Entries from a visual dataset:
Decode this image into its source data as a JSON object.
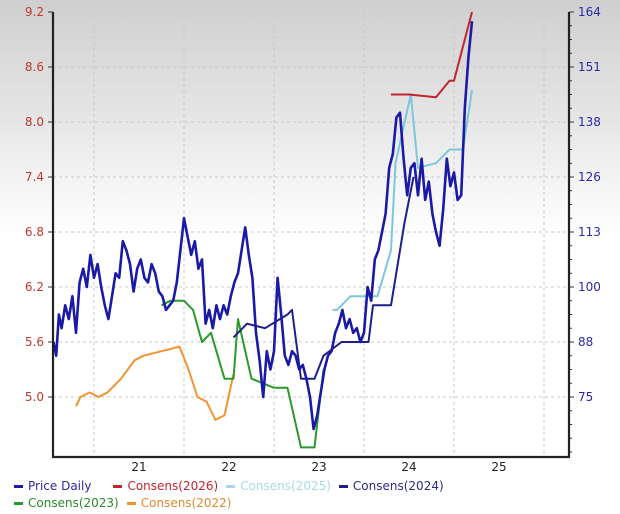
{
  "chart_data": {
    "type": "line",
    "title": "",
    "xlabel": "",
    "ylabel_left": "",
    "ylabel_right": "",
    "x_ticks": [
      "21",
      "22",
      "23",
      "24",
      "25"
    ],
    "y_left_ticks": [
      "9.2",
      "8.6",
      "8.0",
      "7.4",
      "6.8",
      "6.2",
      "5.6",
      "5.0"
    ],
    "y_right_ticks": [
      "164",
      "151",
      "138",
      "126",
      "113",
      "100",
      "88",
      "75"
    ],
    "ylim_left": [
      4.4,
      9.2
    ],
    "grid": true,
    "legend_position": "bottom",
    "series": [
      {
        "name": "Price Daily",
        "color": "#1a1aa6",
        "axis": "left",
        "x": [
          2020.55,
          2020.58,
          2020.61,
          2020.64,
          2020.68,
          2020.72,
          2020.76,
          2020.8,
          2020.84,
          2020.88,
          2020.92,
          2020.96,
          2021.0,
          2021.04,
          2021.08,
          2021.12,
          2021.16,
          2021.2,
          2021.24,
          2021.28,
          2021.32,
          2021.36,
          2021.4,
          2021.44,
          2021.48,
          2021.52,
          2021.56,
          2021.6,
          2021.64,
          2021.68,
          2021.72,
          2021.76,
          2021.8,
          2021.84,
          2021.88,
          2021.92,
          2021.96,
          2022.0,
          2022.04,
          2022.08,
          2022.12,
          2022.16,
          2022.2,
          2022.24,
          2022.28,
          2022.32,
          2022.36,
          2022.4,
          2022.44,
          2022.48,
          2022.52,
          2022.56,
          2022.6,
          2022.64,
          2022.68,
          2022.72,
          2022.76,
          2022.8,
          2022.84,
          2022.88,
          2022.92,
          2022.96,
          2023.0,
          2023.04,
          2023.08,
          2023.12,
          2023.16,
          2023.2,
          2023.24,
          2023.28,
          2023.32,
          2023.36,
          2023.4,
          2023.44,
          2023.48,
          2023.52,
          2023.56,
          2023.6,
          2023.64,
          2023.68,
          2023.72,
          2023.76,
          2023.8,
          2023.84,
          2023.88,
          2023.92,
          2023.96,
          2024.0,
          2024.04,
          2024.08,
          2024.12,
          2024.16,
          2024.2,
          2024.24,
          2024.28,
          2024.32,
          2024.36,
          2024.4,
          2024.44,
          2024.48,
          2024.52,
          2024.56,
          2024.6,
          2024.64,
          2024.68,
          2024.72,
          2024.76,
          2024.8,
          2024.84,
          2024.88,
          2024.92,
          2024.96,
          2025.0,
          2025.04,
          2025.08,
          2025.12,
          2025.16,
          2025.2
        ],
        "values": [
          5.6,
          5.45,
          5.9,
          5.75,
          6.0,
          5.85,
          6.1,
          5.7,
          6.25,
          6.4,
          6.2,
          6.55,
          6.3,
          6.45,
          6.2,
          6.0,
          5.85,
          6.1,
          6.35,
          6.3,
          6.7,
          6.6,
          6.45,
          6.15,
          6.4,
          6.5,
          6.3,
          6.25,
          6.45,
          6.35,
          6.15,
          6.1,
          5.95,
          6.0,
          6.05,
          6.25,
          6.6,
          6.95,
          6.75,
          6.55,
          6.7,
          6.4,
          6.5,
          5.8,
          5.95,
          5.75,
          6.0,
          5.85,
          6.0,
          5.9,
          6.1,
          6.25,
          6.35,
          6.6,
          6.85,
          6.55,
          6.3,
          5.7,
          5.4,
          5.0,
          5.5,
          5.3,
          5.5,
          6.3,
          5.9,
          5.45,
          5.35,
          5.5,
          5.45,
          5.3,
          5.35,
          5.2,
          5.0,
          4.65,
          4.8,
          5.05,
          5.3,
          5.45,
          5.5,
          5.7,
          5.8,
          5.95,
          5.75,
          5.85,
          5.7,
          5.75,
          5.6,
          5.7,
          6.2,
          6.05,
          6.5,
          6.6,
          6.8,
          7.0,
          7.5,
          7.65,
          8.05,
          8.1,
          7.6,
          7.2,
          7.5,
          7.55,
          7.2,
          7.6,
          7.15,
          7.35,
          7.0,
          6.8,
          6.65,
          7.05,
          7.6,
          7.3,
          7.45,
          7.15,
          7.2,
          8.15,
          8.7,
          9.1
        ],
        "note": "approximate visual reading of a noisy daily series"
      },
      {
        "name": "Consens(2026)",
        "color": "#c0262c",
        "axis": "left",
        "x": [
          2024.3,
          2024.5,
          2024.8,
          2024.95,
          2025.0,
          2025.2
        ],
        "values": [
          8.3,
          8.3,
          8.27,
          8.45,
          8.45,
          9.2
        ]
      },
      {
        "name": "Consens(2025)",
        "color": "#7cc7dc",
        "axis": "left",
        "x": [
          2023.65,
          2023.7,
          2023.85,
          2024.15,
          2024.3,
          2024.35,
          2024.52,
          2024.6,
          2024.8,
          2024.95,
          2025.1,
          2025.2
        ],
        "values": [
          5.95,
          5.95,
          6.1,
          6.1,
          6.6,
          7.55,
          8.3,
          7.5,
          7.55,
          7.7,
          7.7,
          8.35
        ]
      },
      {
        "name": "Consens(2024)",
        "color": "#1f1f8a",
        "axis": "left",
        "x": [
          2022.55,
          2022.7,
          2022.9,
          2023.15,
          2023.2,
          2023.3,
          2023.45,
          2023.55,
          2023.75,
          2024.05,
          2024.1,
          2024.3,
          2024.45,
          2024.55
        ],
        "values": [
          5.65,
          5.8,
          5.75,
          5.9,
          5.95,
          5.2,
          5.2,
          5.45,
          5.6,
          5.6,
          6.0,
          6.0,
          6.9,
          7.4
        ]
      },
      {
        "name": "Consens(2023)",
        "color": "#2a9a2a",
        "axis": "left",
        "x": [
          2021.75,
          2021.85,
          2022.0,
          2022.1,
          2022.2,
          2022.3,
          2022.45,
          2022.55,
          2022.6,
          2022.75,
          2023.0,
          2023.15,
          2023.3,
          2023.4,
          2023.45,
          2023.55
        ],
        "values": [
          6.0,
          6.05,
          6.05,
          5.95,
          5.6,
          5.7,
          5.2,
          5.2,
          5.85,
          5.2,
          5.1,
          5.1,
          4.45,
          4.45,
          4.45,
          5.3
        ]
      },
      {
        "name": "Consens(2022)",
        "color": "#f0952f",
        "axis": "left",
        "x": [
          2020.8,
          2020.85,
          2020.95,
          2021.05,
          2021.15,
          2021.3,
          2021.45,
          2021.55,
          2021.75,
          2021.95,
          2022.05,
          2022.15,
          2022.25,
          2022.35,
          2022.45,
          2022.55
        ],
        "values": [
          4.9,
          5.0,
          5.05,
          5.0,
          5.05,
          5.2,
          5.4,
          5.45,
          5.5,
          5.55,
          5.3,
          5.0,
          4.95,
          4.75,
          4.8,
          5.25
        ]
      }
    ]
  },
  "legend": {
    "items": [
      {
        "label": "Price Daily",
        "color": "#1a1aa6",
        "text_color": "#2a2aa8"
      },
      {
        "label": "Consens(2026)",
        "color": "#c0262c",
        "text_color": "#c0262c"
      },
      {
        "label": "Consens(2025)",
        "color": "#a8d8e6",
        "text_color": "#a8d8e6"
      },
      {
        "label": "Consens(2024)",
        "color": "#1f1f8a",
        "text_color": "#2a2a8a"
      },
      {
        "label": "Consens(2023)",
        "color": "#2a9a2a",
        "text_color": "#2a8a2a"
      },
      {
        "label": "Consens(2022)",
        "color": "#f0952f",
        "text_color": "#e08a30"
      }
    ]
  }
}
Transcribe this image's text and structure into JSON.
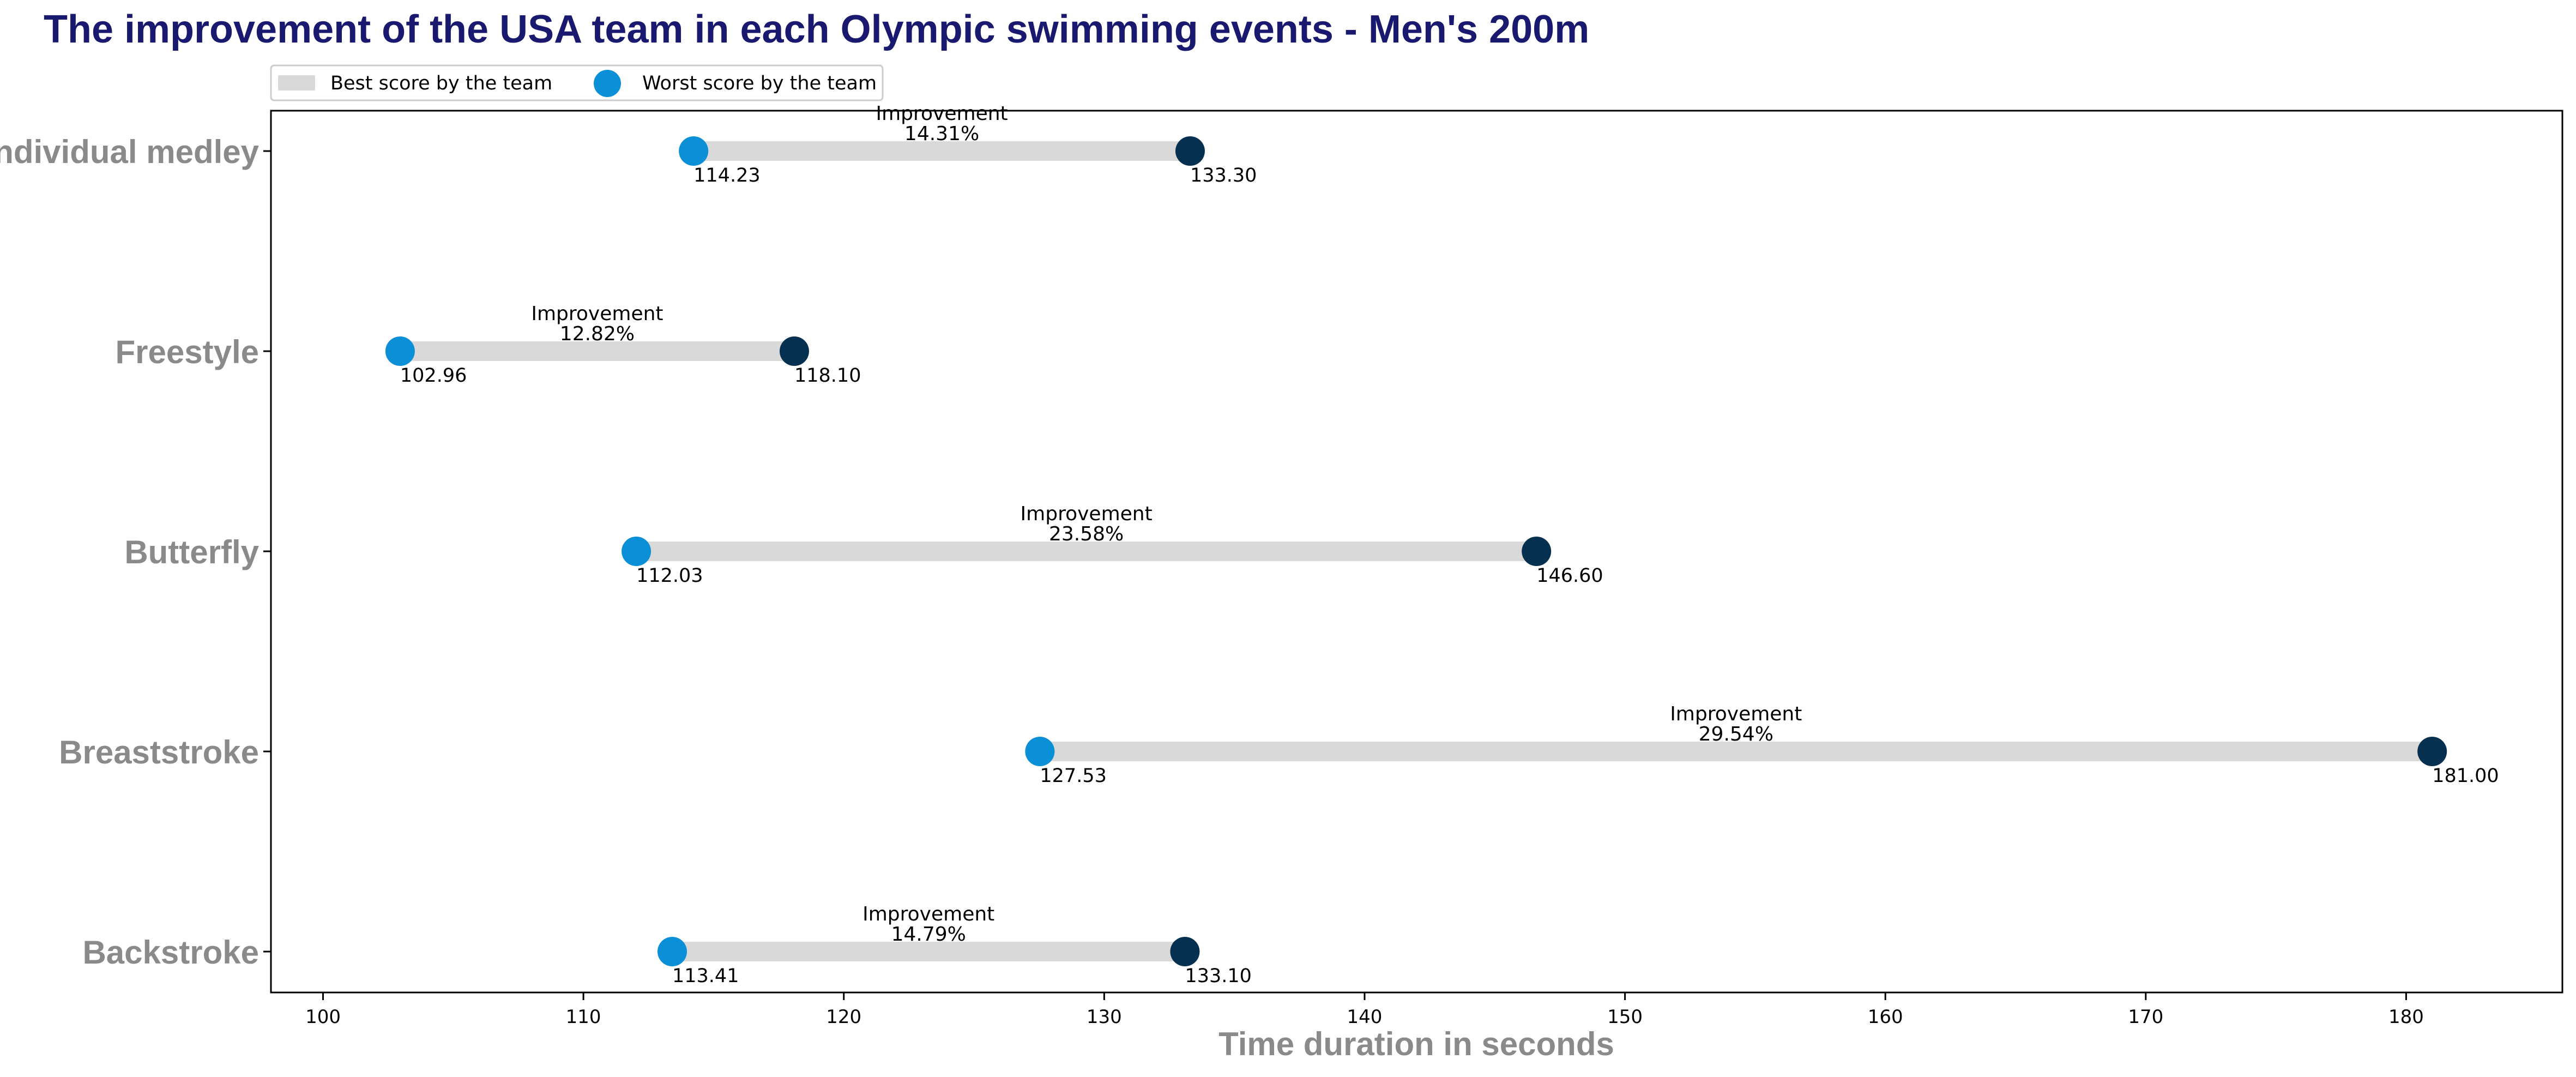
{
  "chart_data": {
    "type": "dumbbell",
    "title": "The improvement of the USA team in each Olympic swimming events - Men's 200m",
    "xlabel": "Time duration in seconds",
    "xlim": [
      98,
      186
    ],
    "x_ticks": [
      "100",
      "110",
      "120",
      "130",
      "140",
      "150",
      "160",
      "170",
      "180"
    ],
    "categories": [
      "Individual medley",
      "Freestyle",
      "Butterfly",
      "Breaststroke",
      "Backstroke"
    ],
    "series": [
      {
        "name": "Best score by the team",
        "values": [
          114.23,
          102.96,
          112.03,
          127.53,
          113.41
        ],
        "labels": [
          "114.23",
          "102.96",
          "112.03",
          "127.53",
          "113.41"
        ],
        "color": "#0b8fd6"
      },
      {
        "name": "Worst score by the team",
        "values": [
          133.3,
          118.1,
          146.6,
          181.0,
          133.1
        ],
        "labels": [
          "133.30",
          "118.10",
          "146.60",
          "181.00",
          "133.10"
        ],
        "color": "#06304f"
      }
    ],
    "annotation_heading": "Improvement",
    "improvements": [
      "14.31%",
      "12.82%",
      "23.58%",
      "29.54%",
      "14.79%"
    ],
    "bar_color": "#d9d9d9",
    "legend": {
      "placement": "top-left",
      "items": [
        "Best score by the team",
        "Worst score by the team"
      ]
    },
    "grid": false
  }
}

GOAL OF THE EXERCISE
Among the records above, find each line holding the string "JSON" and pull it out.

WRITTEN ANSWER
Decode this image into its source data as a JSON object.
Transcribe this image's text and structure into JSON.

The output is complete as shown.